> [YOUR GOAL]
In the listing that follows, count the lines holding the word "Volkswagen" and report only that number.

— Begin GIVEN ENTRIES —

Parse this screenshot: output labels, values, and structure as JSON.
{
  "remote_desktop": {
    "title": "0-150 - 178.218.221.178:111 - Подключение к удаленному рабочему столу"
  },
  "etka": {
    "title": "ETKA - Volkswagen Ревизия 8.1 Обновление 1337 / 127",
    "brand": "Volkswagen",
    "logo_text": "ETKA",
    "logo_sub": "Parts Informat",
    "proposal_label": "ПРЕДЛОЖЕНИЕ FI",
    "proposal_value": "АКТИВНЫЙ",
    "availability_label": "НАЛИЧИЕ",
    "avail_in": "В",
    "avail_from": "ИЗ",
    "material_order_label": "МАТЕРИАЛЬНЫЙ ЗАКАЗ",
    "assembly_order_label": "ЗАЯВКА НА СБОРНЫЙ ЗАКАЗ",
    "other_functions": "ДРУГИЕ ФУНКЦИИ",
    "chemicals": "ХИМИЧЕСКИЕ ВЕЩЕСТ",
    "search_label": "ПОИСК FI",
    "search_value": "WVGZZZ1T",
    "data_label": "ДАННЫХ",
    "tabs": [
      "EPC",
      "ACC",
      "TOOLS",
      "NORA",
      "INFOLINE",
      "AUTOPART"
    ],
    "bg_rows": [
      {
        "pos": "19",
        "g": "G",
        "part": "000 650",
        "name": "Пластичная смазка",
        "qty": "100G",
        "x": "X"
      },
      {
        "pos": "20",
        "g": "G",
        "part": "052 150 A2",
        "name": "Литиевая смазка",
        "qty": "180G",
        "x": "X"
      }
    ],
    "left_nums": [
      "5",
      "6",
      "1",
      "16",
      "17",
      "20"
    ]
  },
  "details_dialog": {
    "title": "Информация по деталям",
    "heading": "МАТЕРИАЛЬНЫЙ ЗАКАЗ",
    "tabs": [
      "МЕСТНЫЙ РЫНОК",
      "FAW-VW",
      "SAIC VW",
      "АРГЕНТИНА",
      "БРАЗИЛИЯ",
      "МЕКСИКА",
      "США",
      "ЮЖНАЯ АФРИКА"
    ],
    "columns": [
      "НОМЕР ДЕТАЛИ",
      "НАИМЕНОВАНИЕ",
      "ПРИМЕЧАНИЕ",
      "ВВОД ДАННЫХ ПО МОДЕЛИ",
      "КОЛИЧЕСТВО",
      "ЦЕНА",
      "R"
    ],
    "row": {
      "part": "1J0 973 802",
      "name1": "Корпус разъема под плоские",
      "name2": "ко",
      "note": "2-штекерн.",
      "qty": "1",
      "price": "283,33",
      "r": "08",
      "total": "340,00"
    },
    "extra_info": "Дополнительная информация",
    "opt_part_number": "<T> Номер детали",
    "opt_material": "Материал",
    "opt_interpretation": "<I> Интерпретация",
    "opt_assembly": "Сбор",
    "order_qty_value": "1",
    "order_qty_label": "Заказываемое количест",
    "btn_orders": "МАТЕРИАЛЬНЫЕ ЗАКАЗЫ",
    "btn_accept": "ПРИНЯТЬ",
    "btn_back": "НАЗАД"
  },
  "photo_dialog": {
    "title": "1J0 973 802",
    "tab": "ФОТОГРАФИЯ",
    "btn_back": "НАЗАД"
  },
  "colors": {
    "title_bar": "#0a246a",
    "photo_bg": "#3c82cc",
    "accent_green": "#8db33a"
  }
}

— End GIVEN ENTRIES —

> [SOLUTION BELOW]
2